* [Goal] Tally every line of the listing below that holds "type", then give the tally alone.
##### Supplied records #####
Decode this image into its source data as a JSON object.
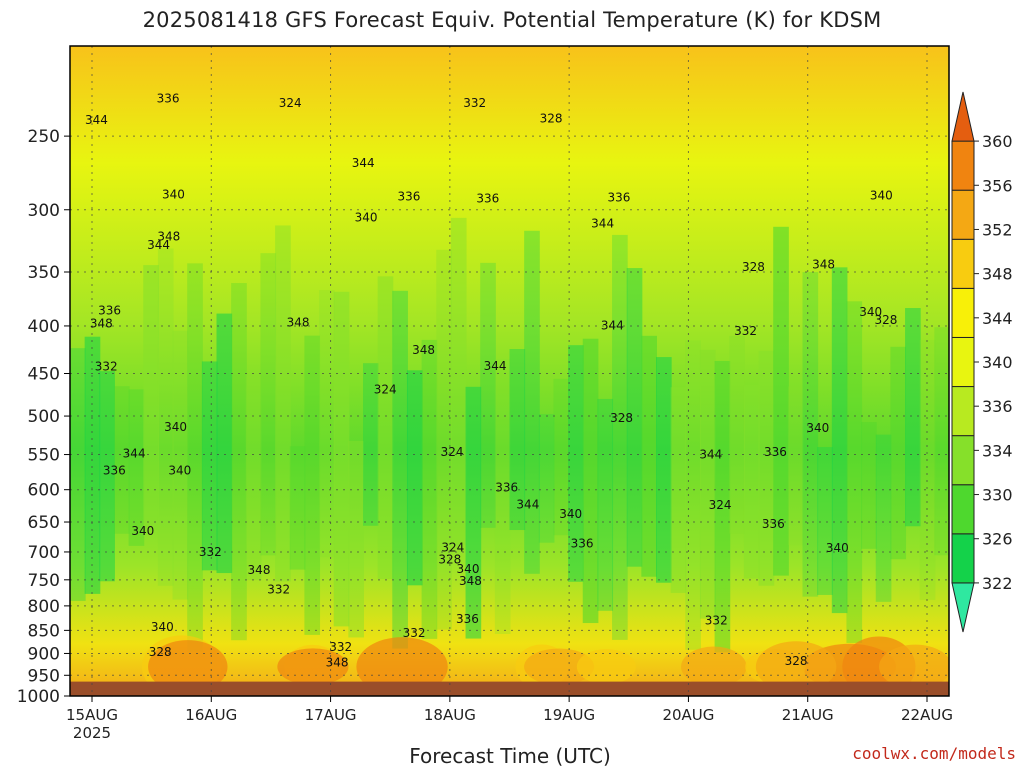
{
  "chart_data": {
    "type": "heatmap",
    "title": "2025081418 GFS Forecast Equiv. Potential Temperature (K) for KDSM",
    "xlabel": "Forecast Time (UTC)",
    "ylabel": "",
    "x_ticks": [
      "15AUG",
      "16AUG",
      "17AUG",
      "18AUG",
      "19AUG",
      "20AUG",
      "21AUG",
      "22AUG"
    ],
    "x_year_label": "2025",
    "y_ticks": [
      250,
      300,
      350,
      400,
      450,
      500,
      550,
      600,
      650,
      700,
      750,
      800,
      850,
      900,
      950,
      1000
    ],
    "y_scale": "log-pressure",
    "y_range_hpa": [
      200,
      1000
    ],
    "ground_fill_below_hpa": 965,
    "colorbar": {
      "levels": [
        322,
        326,
        330,
        334,
        336,
        340,
        344,
        348,
        352,
        356,
        360
      ],
      "colors": [
        "#2fe8a0",
        "#14d24a",
        "#4ed82e",
        "#86e02a",
        "#b8ea20",
        "#e8f510",
        "#f8f008",
        "#f8cc10",
        "#f4a814",
        "#f08410",
        "#e45e10"
      ]
    },
    "contour_labels": [
      "348",
      "344",
      "340",
      "336",
      "332",
      "328",
      "324"
    ],
    "grid": true,
    "legend": "colorbar-right"
  },
  "credit": "coolwx.com/models"
}
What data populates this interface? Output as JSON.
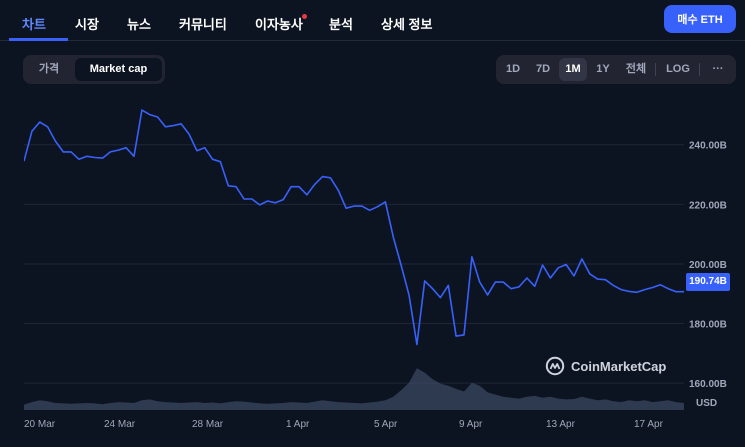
{
  "nav": {
    "tabs": [
      {
        "label": "차트",
        "active": true
      },
      {
        "label": "시장",
        "active": false
      },
      {
        "label": "뉴스",
        "active": false
      },
      {
        "label": "커뮤니티",
        "active": false
      },
      {
        "label": "이자농사",
        "active": false,
        "badge": true
      },
      {
        "label": "분석",
        "active": false
      },
      {
        "label": "상세 정보",
        "active": false
      }
    ],
    "buy_label": "매수 ETH"
  },
  "view_toggle": {
    "options": [
      "가격",
      "Market cap"
    ],
    "selected": "Market cap"
  },
  "range": {
    "options": [
      "1D",
      "7D",
      "1M",
      "1Y",
      "전체"
    ],
    "selected": "1M",
    "log_label": "LOG",
    "more_label": "···"
  },
  "watermark": "CoinMarketCap",
  "colors": {
    "line": "#3861fb",
    "volume": "#4a5a78",
    "accent": "#3861fb"
  },
  "chart_data": {
    "type": "line",
    "title": "",
    "xlabel": "",
    "ylabel": "USD",
    "x_ticks": [
      "20 Mar",
      "24 Mar",
      "28 Mar",
      "1 Apr",
      "5 Apr",
      "9 Apr",
      "13 Apr",
      "17 Apr"
    ],
    "y_ticks": [
      "160.00B",
      "180.00B",
      "200.00B",
      "220.00B",
      "240.00B"
    ],
    "y_unit": "B",
    "ylim": [
      151,
      255
    ],
    "grid": true,
    "current_value_label": "190.74B",
    "series": [
      {
        "values": [
          234.5,
          244.5,
          247.6,
          246.0,
          241.2,
          237.6,
          237.6,
          235.1,
          236.1,
          235.7,
          235.5,
          237.6,
          238.2,
          239.0,
          236.1,
          251.6,
          250.1,
          249.3,
          246.0,
          246.4,
          247.0,
          243.6,
          238.0,
          239.0,
          235.1,
          234.3,
          226.2,
          225.9,
          221.8,
          221.8,
          219.8,
          221.1,
          220.5,
          221.6,
          225.9,
          225.9,
          223.2,
          226.7,
          229.3,
          228.9,
          224.7,
          218.7,
          219.4,
          219.4,
          218.0,
          219.2,
          220.8,
          209.0,
          199.6,
          189.6,
          173.0,
          194.3,
          191.7,
          188.7,
          192.8,
          175.8,
          176.2,
          202.4,
          193.9,
          189.6,
          193.9,
          193.9,
          191.7,
          192.3,
          195.3,
          192.5,
          199.6,
          195.3,
          198.7,
          199.8,
          196.0,
          201.7,
          196.7,
          194.9,
          194.7,
          192.8,
          191.4,
          190.8,
          190.5,
          191.4,
          192.1,
          193.0,
          191.7,
          190.7,
          190.7
        ]
      }
    ],
    "volume": [
      0.12,
      0.18,
      0.22,
      0.2,
      0.16,
      0.15,
      0.14,
      0.15,
      0.16,
      0.15,
      0.13,
      0.16,
      0.18,
      0.17,
      0.16,
      0.22,
      0.24,
      0.2,
      0.18,
      0.17,
      0.16,
      0.17,
      0.18,
      0.16,
      0.17,
      0.15,
      0.18,
      0.2,
      0.19,
      0.17,
      0.15,
      0.14,
      0.15,
      0.16,
      0.18,
      0.17,
      0.16,
      0.19,
      0.22,
      0.2,
      0.18,
      0.17,
      0.16,
      0.15,
      0.17,
      0.19,
      0.22,
      0.3,
      0.45,
      0.62,
      0.95,
      0.85,
      0.7,
      0.6,
      0.55,
      0.48,
      0.42,
      0.62,
      0.55,
      0.4,
      0.35,
      0.3,
      0.28,
      0.26,
      0.3,
      0.32,
      0.28,
      0.3,
      0.26,
      0.24,
      0.25,
      0.3,
      0.26,
      0.22,
      0.24,
      0.2,
      0.18,
      0.22,
      0.2,
      0.22,
      0.18,
      0.2,
      0.22,
      0.18,
      0.16
    ]
  }
}
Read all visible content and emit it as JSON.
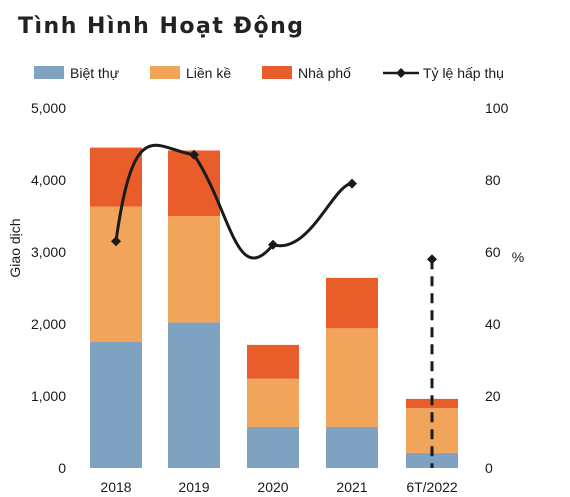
{
  "title": "Tình Hình Hoạt Động",
  "chart_data": {
    "type": "bar",
    "stacked": true,
    "categories": [
      "2018",
      "2019",
      "2020",
      "2021",
      "6T/2022"
    ],
    "series": [
      {
        "name": "Biệt thự",
        "color": "#7fa2c0",
        "values": [
          1750,
          2020,
          570,
          570,
          210
        ]
      },
      {
        "name": "Liền kề",
        "color": "#f0a55a",
        "values": [
          1880,
          1480,
          670,
          1370,
          620
        ]
      },
      {
        "name": "Nhà phố",
        "color": "#e85d2a",
        "values": [
          820,
          910,
          470,
          700,
          130
        ]
      }
    ],
    "line_series": {
      "name": "Tỷ lệ hấp thụ",
      "color": "#1a1a1a",
      "axis": "right",
      "values": [
        63,
        87,
        62,
        79,
        58
      ],
      "dashed_segment_category": "6T/2022"
    },
    "ylabel_left": "Giao dịch",
    "ylabel_right": "%",
    "ylim_left": [
      0,
      5000
    ],
    "ylim_right": [
      0,
      100
    ],
    "yticks_left": [
      "0",
      "1,000",
      "2,000",
      "3,000",
      "4,000",
      "5,000"
    ],
    "yticks_right": [
      "0",
      "20",
      "40",
      "60",
      "80",
      "100"
    ],
    "grid": false,
    "legend_position": "top"
  }
}
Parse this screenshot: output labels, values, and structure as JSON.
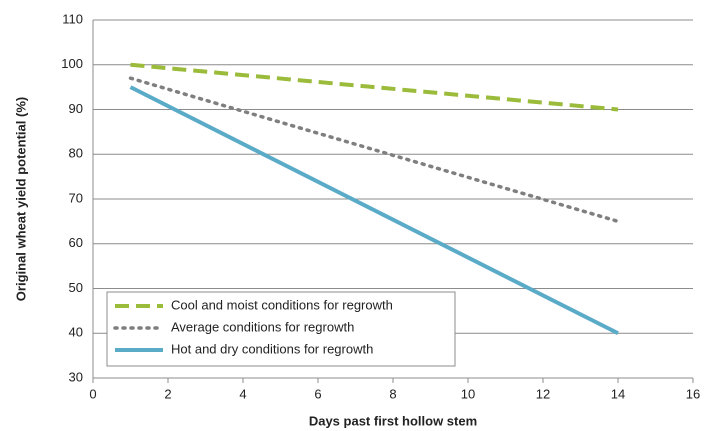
{
  "chart_data": {
    "type": "line",
    "x_label": "Days past first hollow stem",
    "y_label": "Original wheat yield potential (%)",
    "x": [
      1,
      14
    ],
    "series": [
      {
        "name": "Cool and moist conditions for regrowth",
        "color": "#9bbb3b",
        "style": "dashed",
        "values": [
          100,
          90
        ]
      },
      {
        "name": "Average conditions for regrowth",
        "color": "#7f7f7f",
        "style": "dotted",
        "values": [
          97,
          65
        ]
      },
      {
        "name": "Hot and dry conditions for regrowth",
        "color": "#5aabc8",
        "style": "solid",
        "values": [
          95,
          40
        ]
      }
    ],
    "xlim": [
      0,
      16
    ],
    "xticks": [
      0,
      2,
      4,
      6,
      8,
      10,
      12,
      14,
      16
    ],
    "ylim": [
      30,
      110
    ],
    "yticks": [
      30,
      40,
      50,
      60,
      70,
      80,
      90,
      100,
      110
    ],
    "grid": true,
    "legend": "lower left"
  }
}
#####
* [Response for this exercise] 4